#### YOUR INSTRUCTIONS
Please report every line from the material that contains the word "color".

#### RECORDS FOR PROCESSING
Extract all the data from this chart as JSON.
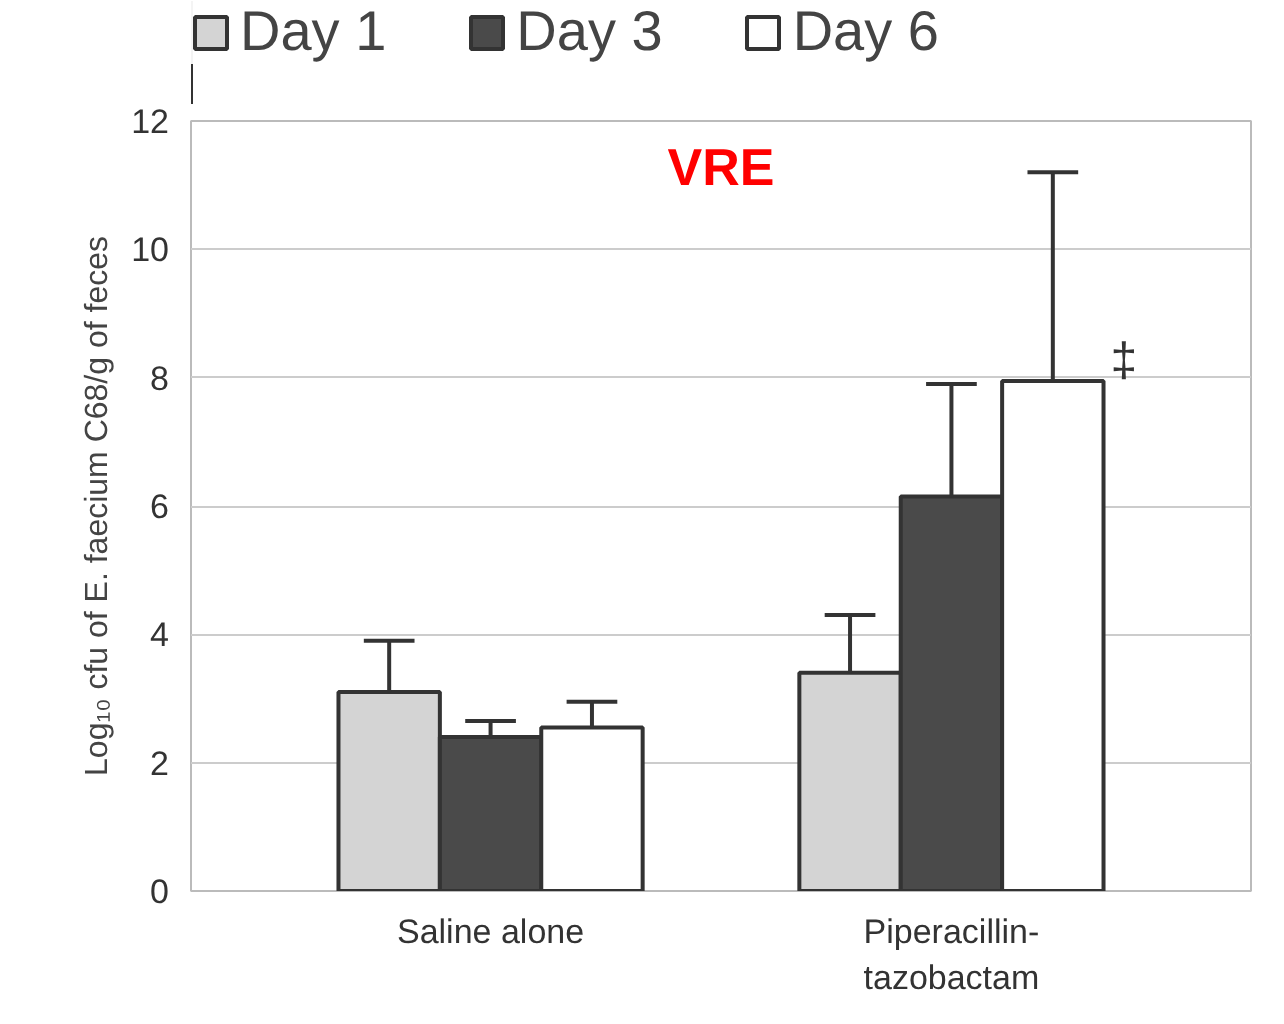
{
  "chart_data": {
    "type": "bar",
    "title": "VRE",
    "ylabel": "Log₁₀ cfu of E. faecium C68/g of feces",
    "categories": [
      "Saline alone",
      "Piperacillin-tazobactam"
    ],
    "series": [
      {
        "name": "Day 1",
        "color": "#d4d4d4",
        "values": [
          3.1,
          3.4
        ],
        "errors": [
          [
            3.1,
            3.9
          ],
          [
            3.4,
            4.3
          ]
        ]
      },
      {
        "name": "Day 3",
        "color": "#4a4a4a",
        "values": [
          2.4,
          6.15
        ],
        "errors": [
          [
            2.4,
            2.65
          ],
          [
            6.15,
            7.9
          ]
        ]
      },
      {
        "name": "Day 6",
        "color": "#ffffff",
        "values": [
          2.55,
          7.95
        ],
        "errors": [
          [
            2.55,
            2.95
          ],
          [
            7.95,
            11.2
          ]
        ]
      }
    ],
    "ylim": [
      0,
      12
    ],
    "yticks": [
      0,
      2,
      4,
      6,
      8,
      10,
      12
    ],
    "grid": "y",
    "legend": "top",
    "annotations": [
      "‡"
    ]
  }
}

#### SOLUTION FOR THIS PROBLEM
        "color": "#d4d4d4",
        "color": "#4a4a4a",
        "color": "#ffffff",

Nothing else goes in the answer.